== WHAT TO WORK ON ==
Reproduce all of the material word for word.
____________
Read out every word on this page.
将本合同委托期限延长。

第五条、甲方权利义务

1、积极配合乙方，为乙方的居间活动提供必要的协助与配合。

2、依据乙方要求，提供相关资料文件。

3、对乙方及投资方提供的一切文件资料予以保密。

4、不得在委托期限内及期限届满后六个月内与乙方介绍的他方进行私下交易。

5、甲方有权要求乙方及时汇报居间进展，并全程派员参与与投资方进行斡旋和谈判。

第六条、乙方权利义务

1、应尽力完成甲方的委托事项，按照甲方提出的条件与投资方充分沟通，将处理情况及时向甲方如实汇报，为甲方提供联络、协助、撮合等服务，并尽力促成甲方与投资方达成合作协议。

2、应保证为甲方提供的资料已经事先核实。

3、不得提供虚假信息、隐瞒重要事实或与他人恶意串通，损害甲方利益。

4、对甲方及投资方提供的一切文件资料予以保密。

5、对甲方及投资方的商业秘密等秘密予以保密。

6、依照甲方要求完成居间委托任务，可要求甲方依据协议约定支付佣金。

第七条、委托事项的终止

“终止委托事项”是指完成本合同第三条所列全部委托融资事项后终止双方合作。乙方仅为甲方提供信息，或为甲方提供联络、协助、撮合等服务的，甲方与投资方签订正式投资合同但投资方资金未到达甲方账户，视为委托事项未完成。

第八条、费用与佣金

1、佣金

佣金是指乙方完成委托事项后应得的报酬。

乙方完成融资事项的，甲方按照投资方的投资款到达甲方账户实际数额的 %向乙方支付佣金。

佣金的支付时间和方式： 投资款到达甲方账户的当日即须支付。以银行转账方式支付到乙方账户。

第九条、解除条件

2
____________
== WRITTEN SOLUTION ==
Read out every word on this page.
将本合同委托期限延长。

第五条、甲方权利义务

1、积极配合乙方，为乙方的居间活动提供必要的协助与配合。

2、依据乙方要求，提供相关资料文件。

3、对乙方及投资方提供的一切文件资料予以保密。

4、不得在委托期限内及期限届满后六个月内与乙方介绍的他方进行私下交易。

5、甲方有权要求乙方及时汇报居间进展，并全程派员参与与投资方进行斡旋和谈判。

第六条、乙方权利义务

1、应尽力完成甲方的委托事项，按照甲方提出的条件与投资方充分沟通，将处理情况及时向甲方如实汇报，为甲方提供联络、协助、撮合等服务，并尽力促成甲方与投资方达成合作协议。

2、应保证为甲方提供的资料已经事先核实。

3、不得提供虚假信息、隐瞒重要事实或与他人恶意串通，损害甲方利益。

4、对甲方及投资方提供的一切文件资料予以保密。

5、对甲方及投资方的商业秘密等秘密予以保密。

6、依照甲方要求完成居间委托任务，可要求甲方依据协议约定支付佣金。

第七条、委托事项的终止

“终止委托事项”是指完成本合同第三条所列全部委托融资事项后终止双方合作。乙方仅为甲方提供信息，或为甲方提供联络、协助、撮合等服务的，甲方与投资方签订正式投资合同但投资方资金未到达甲方账户，视为委托事项未完成。

第八条、费用与佣金

1、佣金

佣金是指乙方完成委托事项后应得的报酬。

乙方完成融资事项的，甲方按照投资方的投资款到达甲方账户实际数额的 %向乙方支付佣金。

佣金的支付时间和方式： 投资款到达甲方账户的当日即须支付。以银行转账方式支付到乙方账户。

第九条、解除条件

2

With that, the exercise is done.